• _Reto 1_
Nombra cada una de las medallas y distinciones que, según el extracto, ostenta José.

Son huellas que permanecen intactas y se vuelven murallas ante la vida.
En 2011 José se hizo Máster en su especialidad. Fue director de escuelas, metodólogo, inspector, durante siete años atendió a Educación por el Partido, y suma seis cursos enseñando a jóvenes que apenas comienzan en el venturoso andar del magisterio, en la Escuela Pedagógica Rubén Martínez Villena, de Alquízar.
Ya tiene nietos y bisnietos, y dice que es exigente con ellos en casa, pues con la educación la familiaridad no baja los niveles de rigor. Sus dos hijas son maestras como él, además el varón se graduó como ingeniero.
“Mi graduación de Máster fue el mismo día de una de mis hijas. Estábamos juntos en el aula. Los profesores del jurado no querían evaluarme, pues también les impartía clases. Esa es otra de las memorias más gratas que me ha dado el educar”.
José ostenta medallas y distinciones como la Rafael María de Mendive, 28 de Septiembre, José de la Luz y Caballero y Defensa de la Patria, entre otros logros año tras año. Lo miro y veo a mis profes; quizás vienen en un mismo molde, con la misión de inspirar y contagiar de altruismo a los jóvenes que hoy se forman como pedagogos.
Cuando abrí la puerta de su aula, insistía en recomendaciones a sus estudiantes. “Deben recordarle a los niños que la hache no suena, en eso se equivocan mucho, que los números primos son solo divisibles por uno y por ellos mismos”. Así otra vez me remontó a mi aula.
En él y en esos que siembran y riegan valores en las manos más pequeñas, que muestran cómo apretarlos contra el pecho, nos hablan de Martí e inculcan el amor a cuanto somos, con la paciencia y vocación para moldear espíritus y apuntalar el futuro, en ellos… pienso cada día.
Añoro haber sido su alumna, porque los buenos maestros pueden tener diversos nombres y los rostros más disímiles, pero se parecen mucho en eso de dejar la piel y el corazón en cada clase, a veces sin importar siquiera si están dentro o fuera de la escuela.

• _Registros de origen_
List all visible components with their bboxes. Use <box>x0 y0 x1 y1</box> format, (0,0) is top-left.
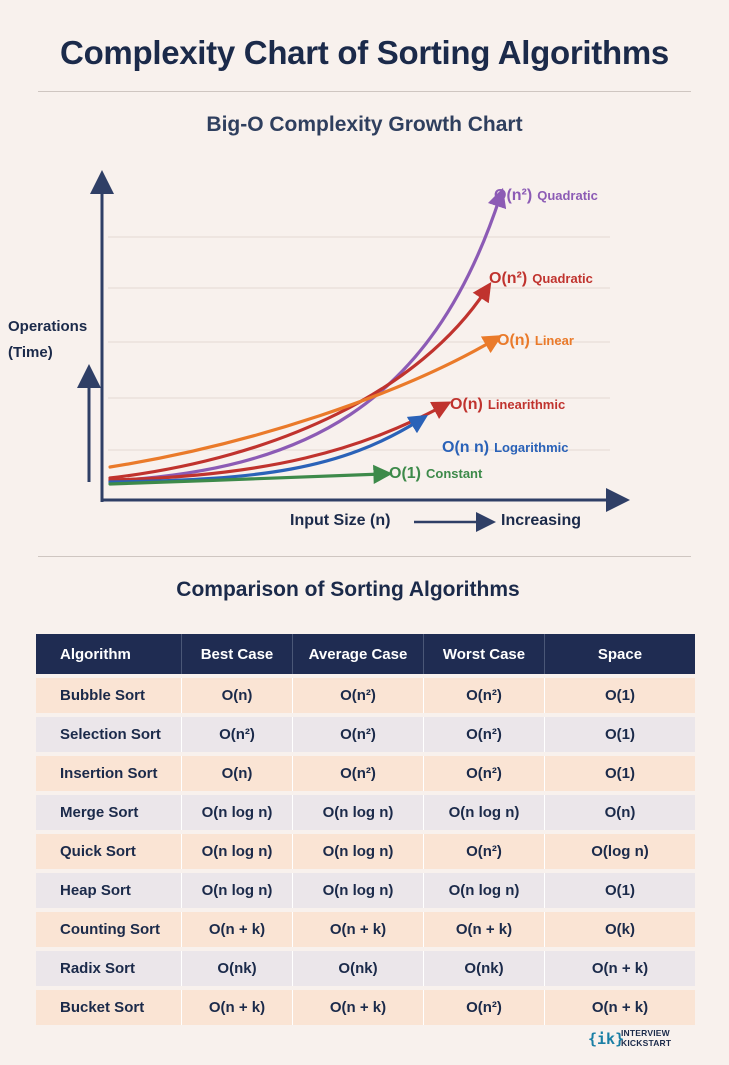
cell-best-case: O(n²) <box>182 717 293 752</box>
cell-average-case: O(n log n) <box>293 795 424 830</box>
cell-algorithm: Bubble Sort <box>36 678 182 713</box>
cell-algorithm: Selection Sort <box>36 717 182 752</box>
cell-average-case: O(nk) <box>293 951 424 986</box>
curve-label-descriptor: Logarithmic <box>494 440 568 455</box>
curve-label-3: O(n) Linearithmic <box>450 396 565 413</box>
curve-label-4: O(n n) Logarithmic <box>442 439 569 456</box>
cell-average-case: O(n²) <box>293 756 424 791</box>
cell-worst-case: O(n²) <box>424 717 545 752</box>
curve-label-descriptor: Constant <box>426 466 483 481</box>
cell-algorithm: Bucket Sort <box>36 990 182 1025</box>
y-axis-label: Operations (Time) <box>8 318 88 361</box>
table-row: Radix Sort O(nk) O(nk) O(nk) O(n + k) <box>36 951 695 986</box>
curve-label-symbol: O(n²) <box>494 187 532 204</box>
curve-label-0: O(n²) Quadratic <box>494 187 598 204</box>
curve-series-1 <box>108 281 492 480</box>
brand-name: INTERVIEW KICKSTART <box>621 1028 672 1048</box>
curve-label-symbol: O(n) <box>497 332 530 349</box>
cell-best-case: O(n + k) <box>182 990 293 1025</box>
curve-label-symbol: O(n²) <box>489 270 527 287</box>
cell-worst-case: O(n log n) <box>424 795 545 830</box>
cell-worst-case: O(n²) <box>424 678 545 713</box>
title-divider <box>38 91 691 92</box>
table-row: Counting Sort O(n + k) O(n + k) O(n + k) O(k… <box>36 912 695 947</box>
chart-axes <box>77 170 630 532</box>
cell-average-case: O(n²) <box>293 717 424 752</box>
header-worst-case: Worst Case <box>424 634 545 674</box>
table-row: Merge Sort O(n log n) O(n log n) O(n log n)… <box>36 795 695 830</box>
cell-average-case: O(n log n) <box>293 873 424 908</box>
curve-label-descriptor: Quadratic <box>537 188 598 203</box>
table-row: Bubble Sort O(n) O(n²) O(n²) O(1) <box>36 678 695 713</box>
table-row: Quick Sort O(n log n) O(n log n) O(n²) O(log… <box>36 834 695 869</box>
curve-label-symbol: O(n n) <box>442 439 489 456</box>
curve-label-5: O(1) Constant <box>389 465 483 482</box>
cell-worst-case: O(n²) <box>424 756 545 791</box>
curve-series-0 <box>108 187 507 483</box>
table-row: Insertion Sort O(n) O(n²) O(n²) O(1) <box>36 756 695 791</box>
table-row: Heap Sort O(n log n) O(n log n) O(n log n) O… <box>36 873 695 908</box>
cell-worst-case: O(n²) <box>424 990 545 1025</box>
cell-space: O(1) <box>545 873 695 908</box>
x-axis-direction-label: Increasing <box>501 512 582 529</box>
cell-best-case: O(n + k) <box>182 912 293 947</box>
curve-label-symbol: O(1) <box>389 465 421 482</box>
cell-average-case: O(n log n) <box>293 834 424 869</box>
cell-best-case: O(n) <box>182 756 293 791</box>
chart-title: Big-O Complexity Growth Chart <box>206 113 523 136</box>
table-header-row: Algorithm Best Case Average Case Worst C… <box>36 634 695 674</box>
cell-average-case: O(n²) <box>293 678 424 713</box>
cell-space: O(1) <box>545 756 695 791</box>
section-divider <box>38 556 691 557</box>
curve-series-2 <box>108 335 503 469</box>
cell-average-case: O(n + k) <box>293 990 424 1025</box>
comparison-table: Algorithm Best Case Average Case Worst C… <box>36 630 695 1029</box>
cell-worst-case: O(nk) <box>424 951 545 986</box>
header-average-case: Average Case <box>293 634 424 674</box>
curve-label-descriptor: Linear <box>535 333 574 348</box>
cell-space: O(k) <box>545 912 695 947</box>
curve-label-descriptor: Quadratic <box>532 271 593 286</box>
cell-best-case: O(nk) <box>182 951 293 986</box>
cell-space: O(n + k) <box>545 990 695 1025</box>
chart-curves <box>108 187 507 486</box>
curve-series-5 <box>108 464 393 486</box>
ik-logo-icon: {ik} <box>588 1030 625 1048</box>
page-title: Complexity Chart of Sorting Algorithms <box>60 34 669 71</box>
cell-best-case: O(n log n) <box>182 873 293 908</box>
curve-label-descriptor: Linearithmic <box>488 397 565 412</box>
curve-label-1: O(n²) Quadratic <box>489 270 593 287</box>
table-row: Selection Sort O(n²) O(n²) O(n²) O(1) <box>36 717 695 752</box>
cell-worst-case: O(n²) <box>424 834 545 869</box>
cell-algorithm: Radix Sort <box>36 951 182 986</box>
x-axis-label: Input Size (n) <box>290 512 391 529</box>
cell-space: O(1) <box>545 678 695 713</box>
curve-label-2: O(n) Linear <box>497 332 574 349</box>
header-best-case: Best Case <box>182 634 293 674</box>
cell-algorithm: Merge Sort <box>36 795 182 830</box>
cell-space: O(n) <box>545 795 695 830</box>
cell-space: O(log n) <box>545 834 695 869</box>
table-body: Bubble Sort O(n) O(n²) O(n²) O(1) Selection S… <box>36 678 695 1025</box>
header-space: Space <box>545 634 695 674</box>
cell-algorithm: Quick Sort <box>36 834 182 869</box>
table-title: Comparison of Sorting Algorithms <box>176 578 520 601</box>
cell-worst-case: O(n log n) <box>424 873 545 908</box>
cell-best-case: O(n log n) <box>182 795 293 830</box>
cell-average-case: O(n + k) <box>293 912 424 947</box>
cell-worst-case: O(n + k) <box>424 912 545 947</box>
table-row: Bucket Sort O(n + k) O(n + k) O(n²) O(n + k) <box>36 990 695 1025</box>
cell-space: O(n + k) <box>545 951 695 986</box>
cell-algorithm: Counting Sort <box>36 912 182 947</box>
cell-best-case: O(n log n) <box>182 834 293 869</box>
curve-label-symbol: O(n) <box>450 396 483 413</box>
cell-algorithm: Heap Sort <box>36 873 182 908</box>
cell-space: O(1) <box>545 717 695 752</box>
header-algorithm: Algorithm <box>36 634 182 674</box>
cell-algorithm: Insertion Sort <box>36 756 182 791</box>
cell-best-case: O(n) <box>182 678 293 713</box>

• _Reto 2_
Reproduce sin cambios el tramo de los registros que va desde la línea que contiene "cell-best-case: O(n²) <box>182" hasta la que contiene "cell-average-case: O(n²) <box>293 756", ambas incluidas.

• _Respuesta completa 1_
- Rafael María de Mendive
- 28 de Septiembre
- José de la Luz y Caballero
- Defensa de la Patria

• _Respuesta completa 2_
cell-best-case: O(n²) <box>182 717 293 752</box>
cell-average-case: O(n log n) <box>293 795 424 830</box>
cell-algorithm: Bubble Sort <box>36 678 182 713</box>
cell-algorithm: Selection Sort <box>36 717 182 752</box>
cell-average-case: O(nk) <box>293 951 424 986</box>
curve-label-descriptor: Logarithmic <box>494 440 568 455</box>
curve-label-3: O(n) Linearithmic <box>450 396 565 413</box>
curve-label-4: O(n n) Logarithmic <box>442 439 569 456</box>
cell-average-case: O(n²) <box>293 756 424 791</box>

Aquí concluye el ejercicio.